• "L'Europe de 1929 à 1939" , deuxième partie de la conférence de Robert Fries pour l'ACC.

     Robert Fries nous explique les origines du krach de 1929, et les tentatives des Etats pour surmonter cette crise.

    La crise de 1929 et les réponses qui lui ont été apportées.


    La crise de 1929 s’est d’abord manifestée aux Etats-Unis, puis s’est répandue en Europe.

    La crise aux USA.

    Le jeudi 24 octobre 1929, le DOW Jones – l’équivalent de notre CAC 40 – baisse de 22%. 

    La situation se rétablit la semaine suivante car les banques interviennent, mais pour un temps seulement.

      Le 28 octobre, nouvel effondrement.

      Entre le 24 octobre et le 13 novembre le Dow Jones passe de 326 à 198. 

    Les actions ont perdu en moyenne 30% de leur valeur. 

    La descente aux enfers se poursuit : le 8 juillet 1932, le Dow Jones est à 41, soit 12% de sa valeur avant la crise.

    L'Europe de 1929 à 1939 , deuxième partie

    La crise boursière entraine une crise financière – les banques – qui entraine une crise économique générale.

    Très schématiquement, le mécanisme de tout cela :

    •    Aux Etats-Unis comme en Europe l’économie est florissante à la fin des années 1920. 

    La valeur réelle des entreprises augmente.

      La valeur en bourse de leurs actions également, mais plus vite.

      Alors qu’entre 1920 et 1929 la production industrielle augmente de 50%, le cours des actions augmente de 300%. 

    On achète des actions à crédit pour les revendre peu après avec une bonne plus-value.

    En d’autres termes, les spéculateurs empruntent pour acheter des actions .

    Entre le 18 et le 23 octobre, de gros opérateurs enchainent les « prises de bénéfice  ».

      C’est le début du mouvement de baisse.

      Les spéculateurs qui avaient emprunté doivent revendre à perte leur capital pour rembourser leurs emprunts.


    •    Les banques qui avaient prêté aux spéculateurs ne sont pas remboursées.  Elles ne peuvent pas rembourser les déposants. 

    Elles font faillite entrainant leurs clients, entreprises ou particuliers.

    L'Europe de 1929 à 1939 , deuxième partie

      Celles qui ne disparaissent pas ne prêtent plus et n’investissent plus.

     
    •    L’économie ralentit.  Les entreprises licencient et baissent les salaires, ce qui réduit la demande. 

    En 1929, il y avait 1,5 million de chômeurs ; en 1933, 12,5 millions.


    Les premières mesures prises par l’administration républicaine du président Hoover consistent à augmenter les droits de douane pour protéger les entreprises locales. 

    Pour 3200 articles ils passent de 38% à 59%.

# [Consigne]
Reprenez le texte sur la crise de 1929 et poursuivez-le à partir de sa dernière phrase.

# [Données fournies]
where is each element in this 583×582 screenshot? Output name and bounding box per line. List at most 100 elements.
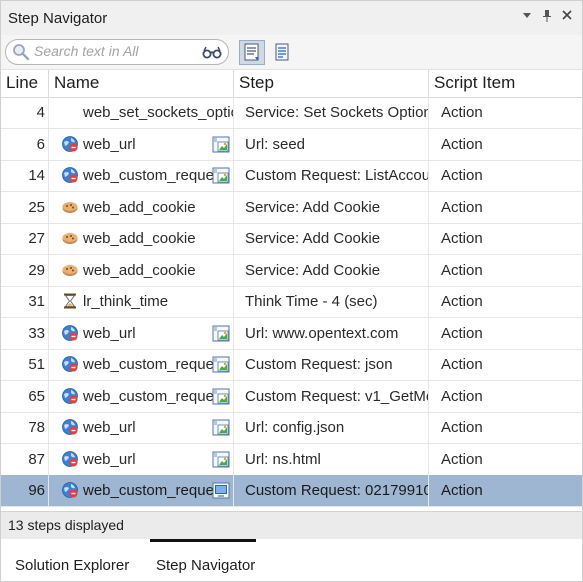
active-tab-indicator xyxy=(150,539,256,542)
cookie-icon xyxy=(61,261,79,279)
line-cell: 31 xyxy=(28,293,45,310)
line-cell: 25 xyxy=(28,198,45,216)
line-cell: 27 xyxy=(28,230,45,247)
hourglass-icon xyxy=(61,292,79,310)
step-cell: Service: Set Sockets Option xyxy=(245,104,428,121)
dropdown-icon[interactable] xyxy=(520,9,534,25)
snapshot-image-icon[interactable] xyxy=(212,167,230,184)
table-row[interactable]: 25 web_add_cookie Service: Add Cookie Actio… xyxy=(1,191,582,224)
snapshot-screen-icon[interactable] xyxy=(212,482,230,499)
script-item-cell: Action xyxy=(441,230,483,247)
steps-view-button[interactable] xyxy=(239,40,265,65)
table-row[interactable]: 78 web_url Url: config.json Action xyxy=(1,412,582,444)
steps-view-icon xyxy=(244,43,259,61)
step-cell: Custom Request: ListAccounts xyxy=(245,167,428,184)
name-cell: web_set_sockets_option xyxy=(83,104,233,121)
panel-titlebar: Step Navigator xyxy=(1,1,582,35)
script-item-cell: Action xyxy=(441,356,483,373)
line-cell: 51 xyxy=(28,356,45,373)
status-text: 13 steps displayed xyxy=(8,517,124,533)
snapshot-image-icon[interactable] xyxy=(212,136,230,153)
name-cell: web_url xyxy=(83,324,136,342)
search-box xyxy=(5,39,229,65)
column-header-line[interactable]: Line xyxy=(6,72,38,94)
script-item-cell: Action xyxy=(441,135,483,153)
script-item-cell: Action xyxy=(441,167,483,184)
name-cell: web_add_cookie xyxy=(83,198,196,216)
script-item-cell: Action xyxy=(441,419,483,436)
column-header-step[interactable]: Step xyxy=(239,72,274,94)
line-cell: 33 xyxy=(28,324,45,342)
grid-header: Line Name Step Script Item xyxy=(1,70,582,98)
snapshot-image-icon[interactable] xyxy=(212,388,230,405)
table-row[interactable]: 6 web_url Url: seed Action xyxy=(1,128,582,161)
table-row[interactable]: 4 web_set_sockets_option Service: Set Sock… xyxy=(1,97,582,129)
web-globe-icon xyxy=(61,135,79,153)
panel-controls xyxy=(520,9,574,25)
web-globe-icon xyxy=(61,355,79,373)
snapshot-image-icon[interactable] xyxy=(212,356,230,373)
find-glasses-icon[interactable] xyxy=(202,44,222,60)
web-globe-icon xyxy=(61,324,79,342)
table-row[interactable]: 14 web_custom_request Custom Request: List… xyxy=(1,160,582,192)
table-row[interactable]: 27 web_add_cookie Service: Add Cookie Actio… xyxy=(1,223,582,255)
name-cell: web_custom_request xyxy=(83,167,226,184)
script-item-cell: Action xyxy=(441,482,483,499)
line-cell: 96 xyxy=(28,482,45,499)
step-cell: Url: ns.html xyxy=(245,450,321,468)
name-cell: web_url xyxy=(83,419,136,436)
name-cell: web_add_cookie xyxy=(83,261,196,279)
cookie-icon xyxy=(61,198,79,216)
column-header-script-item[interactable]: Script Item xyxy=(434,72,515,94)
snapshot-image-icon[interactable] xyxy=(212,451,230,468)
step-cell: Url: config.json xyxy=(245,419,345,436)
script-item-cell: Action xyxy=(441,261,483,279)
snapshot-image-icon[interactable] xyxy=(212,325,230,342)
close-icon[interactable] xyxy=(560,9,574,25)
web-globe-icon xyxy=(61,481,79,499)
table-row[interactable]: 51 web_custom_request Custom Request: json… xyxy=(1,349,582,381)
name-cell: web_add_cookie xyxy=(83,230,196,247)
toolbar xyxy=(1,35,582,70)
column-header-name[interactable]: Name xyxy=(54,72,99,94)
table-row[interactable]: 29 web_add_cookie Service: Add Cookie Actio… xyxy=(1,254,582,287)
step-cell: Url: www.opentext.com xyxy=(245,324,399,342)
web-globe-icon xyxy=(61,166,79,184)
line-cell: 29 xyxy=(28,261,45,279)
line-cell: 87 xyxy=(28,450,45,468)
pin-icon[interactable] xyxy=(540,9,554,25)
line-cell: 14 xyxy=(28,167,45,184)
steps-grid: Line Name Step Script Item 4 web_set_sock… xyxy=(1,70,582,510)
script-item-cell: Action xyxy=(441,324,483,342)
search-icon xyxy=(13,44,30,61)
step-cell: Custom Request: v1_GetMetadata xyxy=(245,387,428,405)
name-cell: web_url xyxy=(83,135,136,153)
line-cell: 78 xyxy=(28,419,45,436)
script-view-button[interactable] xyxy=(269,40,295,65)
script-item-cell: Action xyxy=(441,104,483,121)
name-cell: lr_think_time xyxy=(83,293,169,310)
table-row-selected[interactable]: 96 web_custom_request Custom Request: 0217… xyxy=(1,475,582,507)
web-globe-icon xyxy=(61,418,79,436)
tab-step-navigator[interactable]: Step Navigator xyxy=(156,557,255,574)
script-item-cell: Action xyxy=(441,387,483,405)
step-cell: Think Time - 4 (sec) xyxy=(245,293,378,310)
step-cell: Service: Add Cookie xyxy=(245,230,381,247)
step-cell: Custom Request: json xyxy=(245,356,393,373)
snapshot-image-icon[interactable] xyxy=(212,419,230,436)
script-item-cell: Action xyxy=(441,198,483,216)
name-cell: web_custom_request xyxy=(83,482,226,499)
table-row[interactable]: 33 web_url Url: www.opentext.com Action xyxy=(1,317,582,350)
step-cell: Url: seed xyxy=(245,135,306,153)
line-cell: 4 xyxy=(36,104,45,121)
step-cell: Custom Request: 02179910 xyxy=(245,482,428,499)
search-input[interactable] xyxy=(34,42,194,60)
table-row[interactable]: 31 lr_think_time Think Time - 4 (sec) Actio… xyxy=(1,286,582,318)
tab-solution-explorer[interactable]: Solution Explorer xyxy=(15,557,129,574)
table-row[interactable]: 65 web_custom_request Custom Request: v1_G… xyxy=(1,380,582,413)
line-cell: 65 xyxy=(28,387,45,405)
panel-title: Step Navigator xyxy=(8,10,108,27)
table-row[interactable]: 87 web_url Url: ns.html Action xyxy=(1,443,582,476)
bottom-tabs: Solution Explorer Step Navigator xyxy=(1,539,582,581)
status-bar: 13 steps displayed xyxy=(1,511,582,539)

==

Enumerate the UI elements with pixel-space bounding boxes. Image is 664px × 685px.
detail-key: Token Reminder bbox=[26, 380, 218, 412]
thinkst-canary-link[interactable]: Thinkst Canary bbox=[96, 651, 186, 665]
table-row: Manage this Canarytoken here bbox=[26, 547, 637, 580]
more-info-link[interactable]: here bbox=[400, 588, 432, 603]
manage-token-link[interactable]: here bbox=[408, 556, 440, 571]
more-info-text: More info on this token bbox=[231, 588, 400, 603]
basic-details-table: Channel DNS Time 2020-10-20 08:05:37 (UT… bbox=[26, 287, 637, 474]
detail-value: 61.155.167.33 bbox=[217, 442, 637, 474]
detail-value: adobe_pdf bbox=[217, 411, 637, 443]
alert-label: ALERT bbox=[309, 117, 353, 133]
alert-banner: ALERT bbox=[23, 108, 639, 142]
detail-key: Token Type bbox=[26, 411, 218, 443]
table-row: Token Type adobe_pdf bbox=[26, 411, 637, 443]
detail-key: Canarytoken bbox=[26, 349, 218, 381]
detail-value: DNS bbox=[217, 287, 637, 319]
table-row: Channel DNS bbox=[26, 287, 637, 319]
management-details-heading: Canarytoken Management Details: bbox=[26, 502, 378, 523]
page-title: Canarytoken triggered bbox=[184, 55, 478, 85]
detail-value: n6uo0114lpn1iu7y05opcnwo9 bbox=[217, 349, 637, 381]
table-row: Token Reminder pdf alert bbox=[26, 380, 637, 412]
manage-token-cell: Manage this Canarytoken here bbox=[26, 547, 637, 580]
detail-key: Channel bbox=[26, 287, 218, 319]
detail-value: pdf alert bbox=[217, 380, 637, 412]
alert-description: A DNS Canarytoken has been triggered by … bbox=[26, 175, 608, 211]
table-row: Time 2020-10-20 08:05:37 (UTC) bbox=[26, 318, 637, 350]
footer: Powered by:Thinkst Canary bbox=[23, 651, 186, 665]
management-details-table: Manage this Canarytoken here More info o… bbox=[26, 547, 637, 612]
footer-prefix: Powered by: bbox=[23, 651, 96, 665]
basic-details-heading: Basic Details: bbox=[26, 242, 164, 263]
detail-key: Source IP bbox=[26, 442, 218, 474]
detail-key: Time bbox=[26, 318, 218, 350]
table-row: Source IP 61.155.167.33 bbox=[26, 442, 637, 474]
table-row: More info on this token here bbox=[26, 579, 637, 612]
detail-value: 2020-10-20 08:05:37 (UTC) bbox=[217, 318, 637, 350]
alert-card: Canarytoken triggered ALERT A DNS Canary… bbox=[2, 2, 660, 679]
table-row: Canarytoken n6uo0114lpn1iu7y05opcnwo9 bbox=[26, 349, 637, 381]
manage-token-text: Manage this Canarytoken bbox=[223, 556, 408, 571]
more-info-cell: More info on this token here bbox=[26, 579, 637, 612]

...

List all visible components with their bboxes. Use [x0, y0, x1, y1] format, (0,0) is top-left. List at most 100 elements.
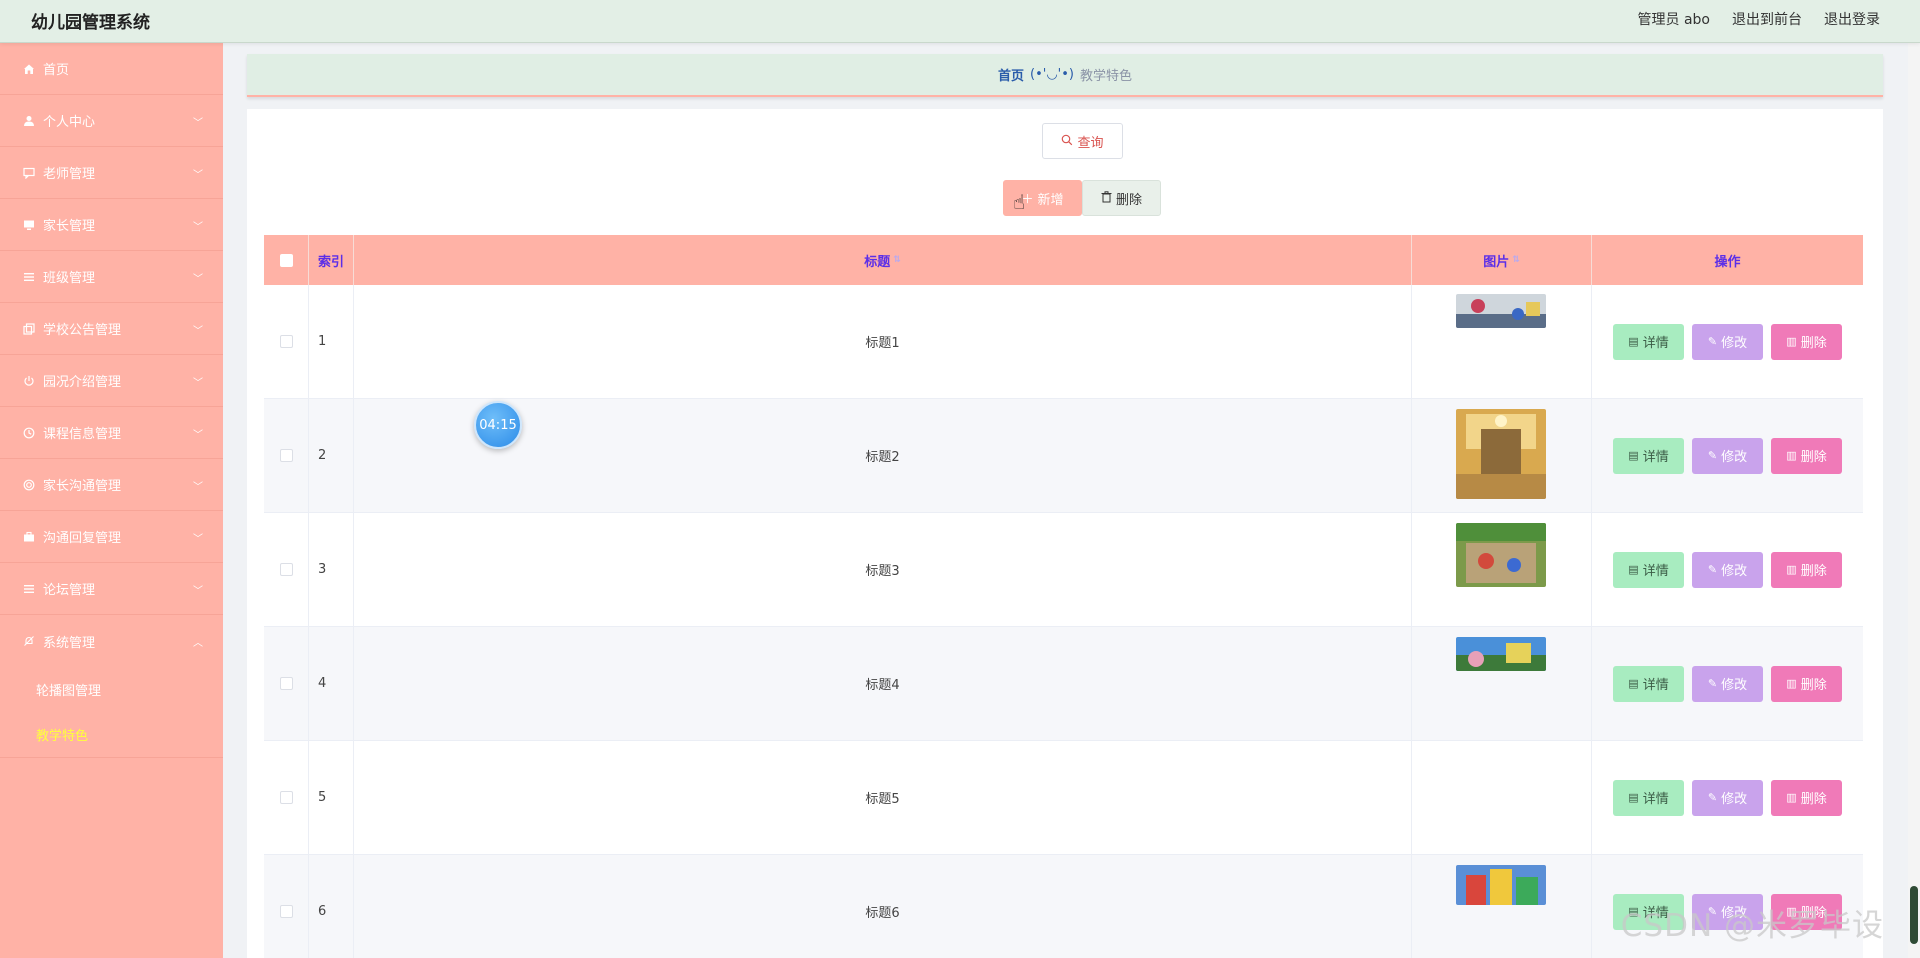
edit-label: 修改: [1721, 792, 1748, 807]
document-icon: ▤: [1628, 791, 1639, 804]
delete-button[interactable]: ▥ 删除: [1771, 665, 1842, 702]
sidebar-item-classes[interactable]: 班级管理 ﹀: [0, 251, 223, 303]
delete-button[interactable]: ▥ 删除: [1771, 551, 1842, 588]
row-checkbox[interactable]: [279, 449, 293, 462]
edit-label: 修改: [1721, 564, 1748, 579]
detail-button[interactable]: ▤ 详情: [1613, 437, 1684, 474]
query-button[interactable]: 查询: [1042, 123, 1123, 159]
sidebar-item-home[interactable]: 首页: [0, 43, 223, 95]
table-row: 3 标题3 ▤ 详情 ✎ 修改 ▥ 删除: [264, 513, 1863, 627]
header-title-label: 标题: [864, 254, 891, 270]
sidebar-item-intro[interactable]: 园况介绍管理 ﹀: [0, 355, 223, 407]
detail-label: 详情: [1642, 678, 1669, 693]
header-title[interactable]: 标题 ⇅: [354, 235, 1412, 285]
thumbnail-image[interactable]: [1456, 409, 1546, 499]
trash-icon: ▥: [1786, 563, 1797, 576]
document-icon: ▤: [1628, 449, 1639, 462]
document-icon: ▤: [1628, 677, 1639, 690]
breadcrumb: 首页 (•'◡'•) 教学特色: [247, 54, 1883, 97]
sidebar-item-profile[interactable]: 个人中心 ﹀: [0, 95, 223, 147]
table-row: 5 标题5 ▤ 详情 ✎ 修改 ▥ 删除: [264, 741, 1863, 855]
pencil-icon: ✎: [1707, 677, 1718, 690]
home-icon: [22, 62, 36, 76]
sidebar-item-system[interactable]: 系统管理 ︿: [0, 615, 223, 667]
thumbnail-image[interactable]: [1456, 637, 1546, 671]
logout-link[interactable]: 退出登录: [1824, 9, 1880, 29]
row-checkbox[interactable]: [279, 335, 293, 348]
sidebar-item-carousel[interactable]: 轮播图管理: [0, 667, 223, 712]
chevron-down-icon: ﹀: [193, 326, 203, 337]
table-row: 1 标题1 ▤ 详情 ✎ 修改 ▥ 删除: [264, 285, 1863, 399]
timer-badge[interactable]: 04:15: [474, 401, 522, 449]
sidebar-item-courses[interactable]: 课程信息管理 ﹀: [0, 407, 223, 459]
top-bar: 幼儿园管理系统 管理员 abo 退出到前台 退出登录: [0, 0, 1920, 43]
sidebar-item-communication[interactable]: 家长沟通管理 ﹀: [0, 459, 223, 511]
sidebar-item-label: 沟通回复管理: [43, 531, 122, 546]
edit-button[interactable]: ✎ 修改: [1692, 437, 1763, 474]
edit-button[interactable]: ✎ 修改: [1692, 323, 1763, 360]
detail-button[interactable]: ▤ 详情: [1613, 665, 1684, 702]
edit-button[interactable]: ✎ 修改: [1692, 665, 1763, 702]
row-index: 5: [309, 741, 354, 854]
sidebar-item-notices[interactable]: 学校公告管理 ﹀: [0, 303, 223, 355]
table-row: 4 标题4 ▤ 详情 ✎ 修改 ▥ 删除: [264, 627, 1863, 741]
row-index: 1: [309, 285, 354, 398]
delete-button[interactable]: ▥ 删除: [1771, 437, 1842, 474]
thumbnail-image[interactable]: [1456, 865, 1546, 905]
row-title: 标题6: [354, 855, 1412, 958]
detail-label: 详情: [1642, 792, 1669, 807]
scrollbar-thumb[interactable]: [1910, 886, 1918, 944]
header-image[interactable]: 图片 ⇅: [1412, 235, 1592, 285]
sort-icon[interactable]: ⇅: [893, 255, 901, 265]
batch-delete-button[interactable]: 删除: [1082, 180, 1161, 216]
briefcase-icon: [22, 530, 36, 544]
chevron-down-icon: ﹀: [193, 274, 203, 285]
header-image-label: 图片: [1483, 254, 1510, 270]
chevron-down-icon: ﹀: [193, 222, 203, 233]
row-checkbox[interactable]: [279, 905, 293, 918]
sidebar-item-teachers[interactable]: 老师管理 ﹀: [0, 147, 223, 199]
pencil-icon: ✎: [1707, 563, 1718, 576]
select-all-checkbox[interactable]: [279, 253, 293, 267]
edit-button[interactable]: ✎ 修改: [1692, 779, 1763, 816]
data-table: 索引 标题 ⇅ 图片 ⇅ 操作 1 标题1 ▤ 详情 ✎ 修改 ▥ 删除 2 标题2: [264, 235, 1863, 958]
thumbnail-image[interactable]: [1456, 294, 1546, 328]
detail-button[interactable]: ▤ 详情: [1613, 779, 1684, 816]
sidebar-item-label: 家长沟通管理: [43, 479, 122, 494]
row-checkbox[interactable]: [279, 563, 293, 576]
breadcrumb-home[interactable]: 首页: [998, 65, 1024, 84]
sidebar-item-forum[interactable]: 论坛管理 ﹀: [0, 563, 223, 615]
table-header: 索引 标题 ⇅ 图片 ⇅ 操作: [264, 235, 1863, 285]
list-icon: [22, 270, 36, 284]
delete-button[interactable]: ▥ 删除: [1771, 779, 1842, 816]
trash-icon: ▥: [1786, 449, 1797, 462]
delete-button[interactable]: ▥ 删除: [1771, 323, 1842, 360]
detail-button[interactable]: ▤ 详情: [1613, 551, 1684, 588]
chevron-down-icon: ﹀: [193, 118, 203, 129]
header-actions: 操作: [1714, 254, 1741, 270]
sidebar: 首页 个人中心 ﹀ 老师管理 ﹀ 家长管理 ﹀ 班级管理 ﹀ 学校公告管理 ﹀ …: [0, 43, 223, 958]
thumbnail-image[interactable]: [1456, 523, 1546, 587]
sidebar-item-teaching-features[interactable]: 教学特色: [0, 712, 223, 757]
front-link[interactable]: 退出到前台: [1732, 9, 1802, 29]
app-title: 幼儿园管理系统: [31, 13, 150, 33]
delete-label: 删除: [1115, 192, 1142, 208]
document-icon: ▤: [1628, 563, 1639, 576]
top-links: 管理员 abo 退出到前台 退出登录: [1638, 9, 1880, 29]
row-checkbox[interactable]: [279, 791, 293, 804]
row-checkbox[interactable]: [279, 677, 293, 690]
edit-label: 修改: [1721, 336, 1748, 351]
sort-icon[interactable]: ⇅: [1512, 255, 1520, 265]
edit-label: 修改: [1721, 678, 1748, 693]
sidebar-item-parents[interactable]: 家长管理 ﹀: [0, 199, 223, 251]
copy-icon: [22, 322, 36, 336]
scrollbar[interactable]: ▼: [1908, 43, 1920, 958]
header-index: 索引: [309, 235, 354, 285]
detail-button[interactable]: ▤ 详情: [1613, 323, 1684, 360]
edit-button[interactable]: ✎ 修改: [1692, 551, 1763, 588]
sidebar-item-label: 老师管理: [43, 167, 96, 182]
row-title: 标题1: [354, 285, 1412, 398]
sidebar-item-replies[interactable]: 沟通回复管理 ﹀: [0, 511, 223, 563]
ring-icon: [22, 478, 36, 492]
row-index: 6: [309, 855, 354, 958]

# [Résultat obtenu]
    Ces mesures ont pour effet de réduire considérablement (66% environ) les échanges avec l’Europe, donc de propager la crise.

    La crise en Europe.

    La crise est née aux Etats-Unis mais se propage en Europe.

    Les particuliers américains comme les banques rapatrient leurs avoirs et mettent fin à leurs investissements ou à leurs prêts. 

    Les banques européennes sont mises en difficulté. 

    Dès juillet 1931 deux banques de Vienne font faillite entrainant dans leur chute une partie du système bancaire autrichien puis allemand ainsi que toute une série d’entreprises.

      Les pays les plus touchés sont ceux dont l’économie dépend soit de leurs exportations vers les Etats-Unis – c’est le cas de la Grande-Bretagne – soit de prêts accordés par les banques américaines – c’est le cas de l’Allemagne qui a besoin des prêts américains pour payer les Réparations.

     
    Pour juguler la crise financière tous les pays industrialisés ont commencé par utiliser l’arsenal de l’économie libérale classique, notamment :


    •    L’Etat
    o    Réduit les dépenses publiques en diminuant le traitement des fonctionnaires


    o    Protège les productions nationales par des droits de douane


    o    Cherche à attirer des capitaux en veillant au maintien d’un taux de change élevé de la monnaie nationale et en relevant le taux d’escompte.


    •    Les entreprises cherchent à améliorer leur compétitivité en réduisant le coût de la main d’œuvre.

     
    En règle générale ces mesures ont un effet contreproductif.


    •    Le commerce international baisse de deux tiers de sa valeur entre 1929 et 1932.


    •    En Allemagne, la production charbon tombe de 160 à 100 millions de tonnes et celle du fer de 16 à 5,7 millions de tonnes entre 1929 et 1932. 

    Le chômage explose :de 600.000 en 1928, les chômeurs passent à 6.000.000 en 1932 sans compter les 8 millions de chômeurs partiels.

      1 actif sur deux est au chômage en 1933.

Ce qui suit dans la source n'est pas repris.